▶ **WHAT THIS TASK INVOLVES**:
Filter these entries down to lines holding "PRINCIPALES".

========================================================================

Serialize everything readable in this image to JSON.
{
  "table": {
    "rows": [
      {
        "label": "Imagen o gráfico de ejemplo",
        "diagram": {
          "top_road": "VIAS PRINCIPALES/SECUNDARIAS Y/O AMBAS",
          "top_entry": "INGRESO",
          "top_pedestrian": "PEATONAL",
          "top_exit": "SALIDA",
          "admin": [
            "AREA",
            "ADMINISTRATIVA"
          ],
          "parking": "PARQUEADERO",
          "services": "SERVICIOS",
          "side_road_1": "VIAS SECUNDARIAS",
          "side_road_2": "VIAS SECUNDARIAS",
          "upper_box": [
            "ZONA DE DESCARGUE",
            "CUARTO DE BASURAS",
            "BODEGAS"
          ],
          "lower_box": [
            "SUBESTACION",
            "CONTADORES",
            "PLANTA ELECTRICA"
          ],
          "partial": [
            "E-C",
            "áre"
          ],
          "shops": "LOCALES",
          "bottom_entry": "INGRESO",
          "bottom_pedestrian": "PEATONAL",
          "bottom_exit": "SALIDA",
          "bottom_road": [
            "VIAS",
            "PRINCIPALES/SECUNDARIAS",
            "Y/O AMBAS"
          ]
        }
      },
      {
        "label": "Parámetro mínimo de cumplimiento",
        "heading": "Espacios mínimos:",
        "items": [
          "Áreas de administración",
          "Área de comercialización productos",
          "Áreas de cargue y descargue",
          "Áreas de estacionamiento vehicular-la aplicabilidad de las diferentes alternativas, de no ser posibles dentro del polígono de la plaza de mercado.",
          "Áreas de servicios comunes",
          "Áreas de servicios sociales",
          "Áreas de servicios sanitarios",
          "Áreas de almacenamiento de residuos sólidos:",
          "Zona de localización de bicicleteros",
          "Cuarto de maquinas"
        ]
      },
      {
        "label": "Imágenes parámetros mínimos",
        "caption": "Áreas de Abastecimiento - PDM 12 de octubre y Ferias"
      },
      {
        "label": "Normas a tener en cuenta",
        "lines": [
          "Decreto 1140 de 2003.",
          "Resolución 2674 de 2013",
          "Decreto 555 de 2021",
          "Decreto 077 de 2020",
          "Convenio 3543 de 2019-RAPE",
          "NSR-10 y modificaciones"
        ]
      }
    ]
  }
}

========================================================================

▶ **TASK ANSWER**:
          "top_road": "VIAS PRINCIPALES/SECUNDARIAS Y/O AMBAS",
            "PRINCIPALES/SECUNDARIAS",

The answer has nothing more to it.